PROBLEM = Write out, word for word, the lines of the data below that begin at the line containing "Patent image size: (701, 284)." and continue through the line containing "The shaped portion 63 is at (128, 192).". Include both of those lines.

Data items

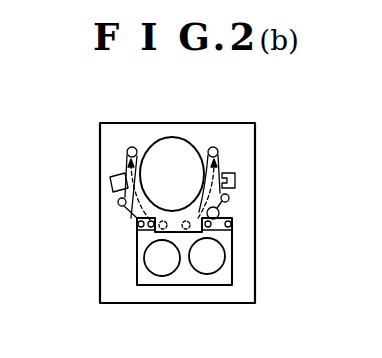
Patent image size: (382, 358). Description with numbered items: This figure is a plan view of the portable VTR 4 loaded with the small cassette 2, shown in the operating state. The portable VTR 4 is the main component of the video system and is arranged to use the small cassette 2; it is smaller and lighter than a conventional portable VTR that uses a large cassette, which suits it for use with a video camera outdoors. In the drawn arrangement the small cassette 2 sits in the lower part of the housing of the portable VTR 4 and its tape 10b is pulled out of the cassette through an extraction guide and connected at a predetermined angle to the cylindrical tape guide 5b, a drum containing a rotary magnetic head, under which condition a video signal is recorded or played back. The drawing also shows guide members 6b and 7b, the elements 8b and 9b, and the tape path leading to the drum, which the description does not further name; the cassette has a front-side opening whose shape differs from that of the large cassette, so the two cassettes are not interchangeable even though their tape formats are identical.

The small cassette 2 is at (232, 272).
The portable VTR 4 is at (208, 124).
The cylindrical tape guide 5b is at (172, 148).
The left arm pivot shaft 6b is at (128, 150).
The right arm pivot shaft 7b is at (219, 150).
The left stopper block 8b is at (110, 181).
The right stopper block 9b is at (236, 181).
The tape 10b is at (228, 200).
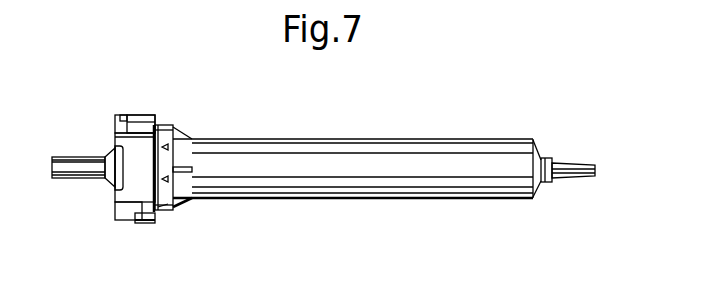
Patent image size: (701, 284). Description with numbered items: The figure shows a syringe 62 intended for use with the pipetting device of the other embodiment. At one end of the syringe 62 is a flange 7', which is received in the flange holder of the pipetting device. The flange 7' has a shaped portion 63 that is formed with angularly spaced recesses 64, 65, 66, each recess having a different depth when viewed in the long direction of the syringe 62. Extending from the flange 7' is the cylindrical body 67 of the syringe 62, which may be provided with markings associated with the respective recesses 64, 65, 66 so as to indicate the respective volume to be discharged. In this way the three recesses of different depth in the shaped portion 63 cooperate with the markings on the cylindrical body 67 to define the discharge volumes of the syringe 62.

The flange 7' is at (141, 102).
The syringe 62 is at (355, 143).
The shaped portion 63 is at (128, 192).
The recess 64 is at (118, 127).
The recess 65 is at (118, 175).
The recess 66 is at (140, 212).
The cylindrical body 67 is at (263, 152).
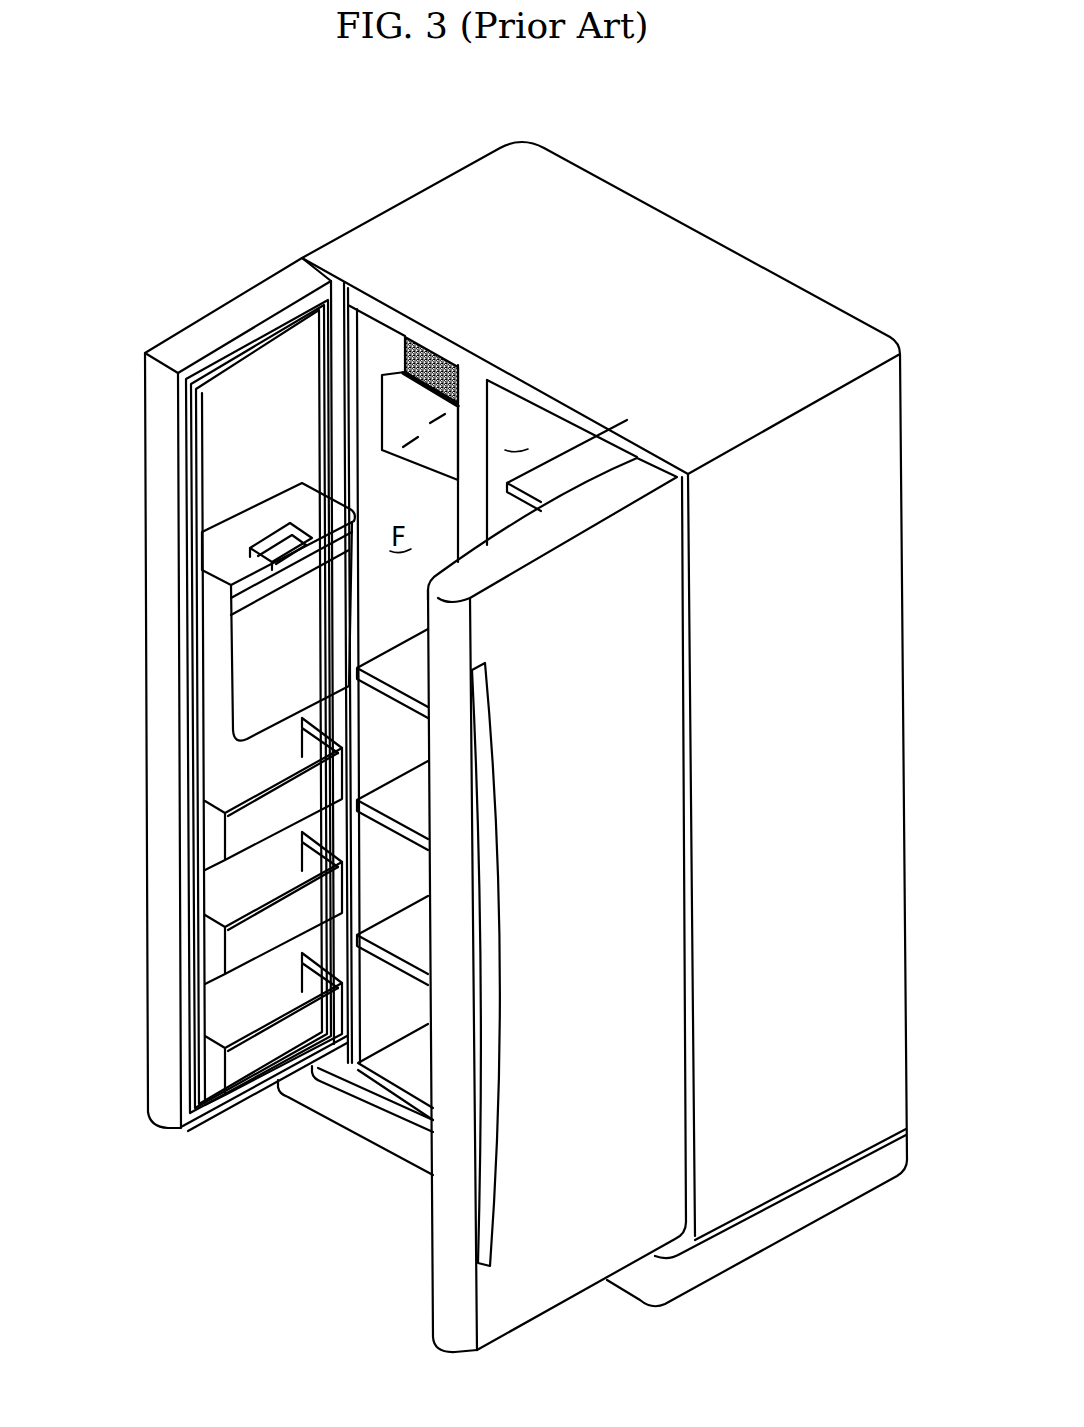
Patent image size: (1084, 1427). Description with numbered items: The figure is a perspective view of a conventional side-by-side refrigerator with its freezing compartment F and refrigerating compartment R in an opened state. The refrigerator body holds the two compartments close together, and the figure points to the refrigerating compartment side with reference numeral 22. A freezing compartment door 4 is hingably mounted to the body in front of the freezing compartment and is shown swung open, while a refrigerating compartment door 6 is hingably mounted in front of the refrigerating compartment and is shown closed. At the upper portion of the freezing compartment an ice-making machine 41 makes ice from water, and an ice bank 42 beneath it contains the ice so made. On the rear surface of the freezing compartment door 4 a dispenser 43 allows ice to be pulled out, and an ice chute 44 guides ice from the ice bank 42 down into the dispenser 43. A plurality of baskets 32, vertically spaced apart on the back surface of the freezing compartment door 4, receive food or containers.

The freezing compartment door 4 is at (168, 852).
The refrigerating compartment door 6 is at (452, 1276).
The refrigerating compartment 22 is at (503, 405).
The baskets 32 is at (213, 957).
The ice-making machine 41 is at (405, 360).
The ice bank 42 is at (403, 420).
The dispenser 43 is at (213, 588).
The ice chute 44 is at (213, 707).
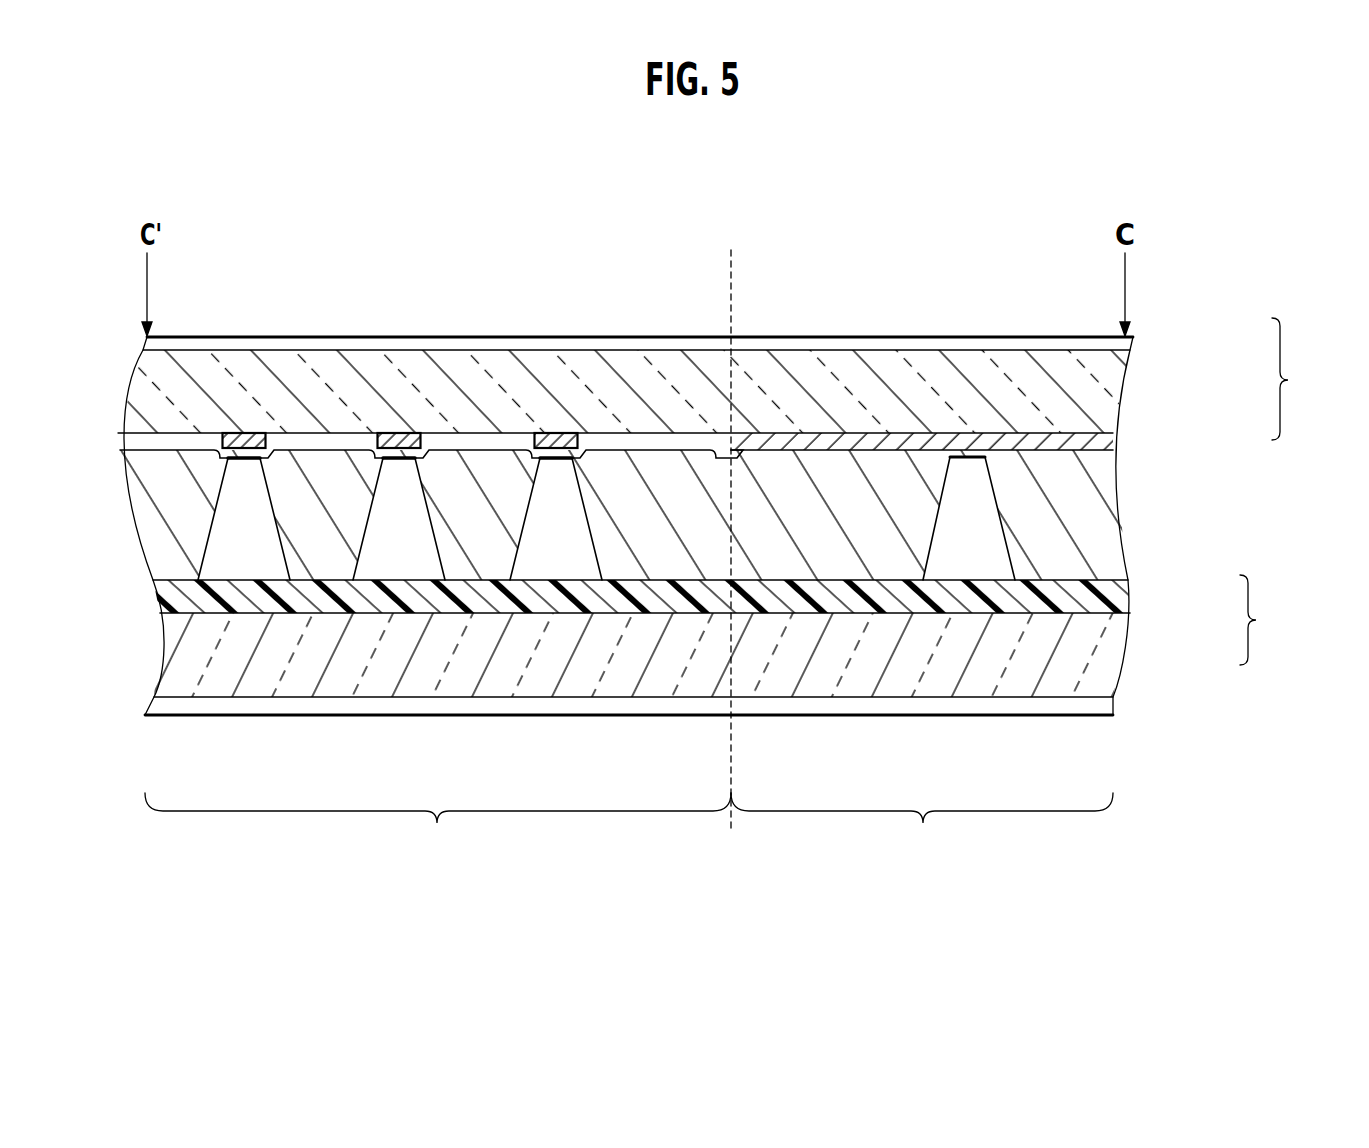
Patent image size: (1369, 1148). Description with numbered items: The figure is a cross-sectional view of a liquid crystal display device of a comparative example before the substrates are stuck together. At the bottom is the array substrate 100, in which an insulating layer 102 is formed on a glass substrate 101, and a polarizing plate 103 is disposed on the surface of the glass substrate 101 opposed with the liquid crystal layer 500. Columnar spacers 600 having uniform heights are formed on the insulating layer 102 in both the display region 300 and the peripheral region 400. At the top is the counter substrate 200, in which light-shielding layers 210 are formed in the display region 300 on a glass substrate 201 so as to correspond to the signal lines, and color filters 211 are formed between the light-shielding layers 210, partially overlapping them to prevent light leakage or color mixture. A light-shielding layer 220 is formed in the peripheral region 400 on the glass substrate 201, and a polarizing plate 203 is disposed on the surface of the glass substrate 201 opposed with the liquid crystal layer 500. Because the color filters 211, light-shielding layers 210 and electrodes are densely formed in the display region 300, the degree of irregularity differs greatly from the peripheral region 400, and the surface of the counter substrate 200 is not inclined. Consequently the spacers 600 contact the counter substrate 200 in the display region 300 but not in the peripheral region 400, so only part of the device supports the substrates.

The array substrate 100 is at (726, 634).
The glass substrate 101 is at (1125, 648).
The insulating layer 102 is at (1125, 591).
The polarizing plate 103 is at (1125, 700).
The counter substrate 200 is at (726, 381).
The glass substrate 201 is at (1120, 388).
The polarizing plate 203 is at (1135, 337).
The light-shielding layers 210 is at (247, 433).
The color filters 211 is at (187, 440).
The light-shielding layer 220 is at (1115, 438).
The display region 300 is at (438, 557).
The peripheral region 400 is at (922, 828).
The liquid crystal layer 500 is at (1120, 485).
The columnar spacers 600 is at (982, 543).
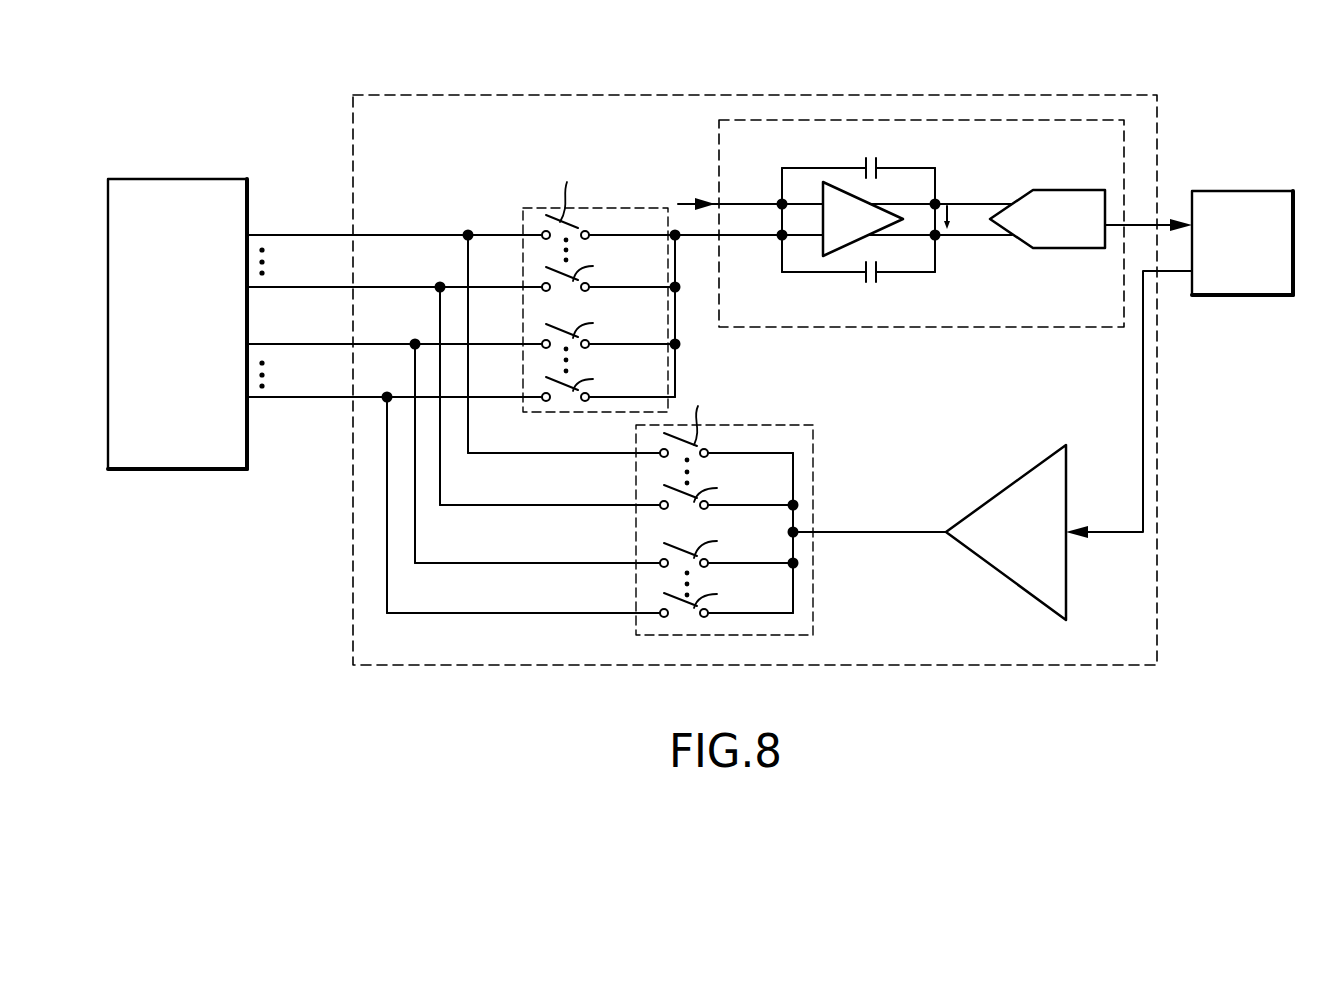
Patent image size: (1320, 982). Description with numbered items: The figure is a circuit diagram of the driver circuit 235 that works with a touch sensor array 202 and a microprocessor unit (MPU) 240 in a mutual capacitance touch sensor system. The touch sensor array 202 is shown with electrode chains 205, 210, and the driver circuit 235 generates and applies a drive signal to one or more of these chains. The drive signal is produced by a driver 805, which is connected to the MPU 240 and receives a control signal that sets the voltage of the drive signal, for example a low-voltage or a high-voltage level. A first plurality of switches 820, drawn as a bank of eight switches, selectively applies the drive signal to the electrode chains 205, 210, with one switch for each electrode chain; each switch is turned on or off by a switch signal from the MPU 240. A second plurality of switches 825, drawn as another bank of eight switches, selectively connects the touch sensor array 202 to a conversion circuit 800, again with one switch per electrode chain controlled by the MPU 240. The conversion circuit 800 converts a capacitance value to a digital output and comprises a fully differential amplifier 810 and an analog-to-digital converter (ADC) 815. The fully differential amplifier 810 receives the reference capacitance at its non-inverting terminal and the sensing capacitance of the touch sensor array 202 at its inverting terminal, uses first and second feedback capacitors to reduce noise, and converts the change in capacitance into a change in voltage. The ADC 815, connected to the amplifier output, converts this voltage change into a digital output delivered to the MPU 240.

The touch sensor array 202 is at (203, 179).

WORKED ANSWER =
Patent image size: (701, 284). Description with numbered items: The figure shows a syringe 62 intended for use with the pipetting device of the other embodiment. At one end of the syringe 62 is a flange 7', which is received in the flange holder of the pipetting device. The flange 7' has a shaped portion 63 that is formed with angularly spaced recesses 64, 65, 66, each recess having a different depth when viewed in the long direction of the syringe 62. Extending from the flange 7' is the cylindrical body 67 of the syringe 62, which may be provided with markings associated with the respective recesses 64, 65, 66 so as to indicate the respective volume to be discharged. In this way the three recesses of different depth in the shaped portion 63 cooperate with the markings on the cylindrical body 67 to define the discharge volumes of the syringe 62.

The flange 7' is at (141, 102).
The syringe 62 is at (355, 143).
The shaped portion 63 is at (128, 192).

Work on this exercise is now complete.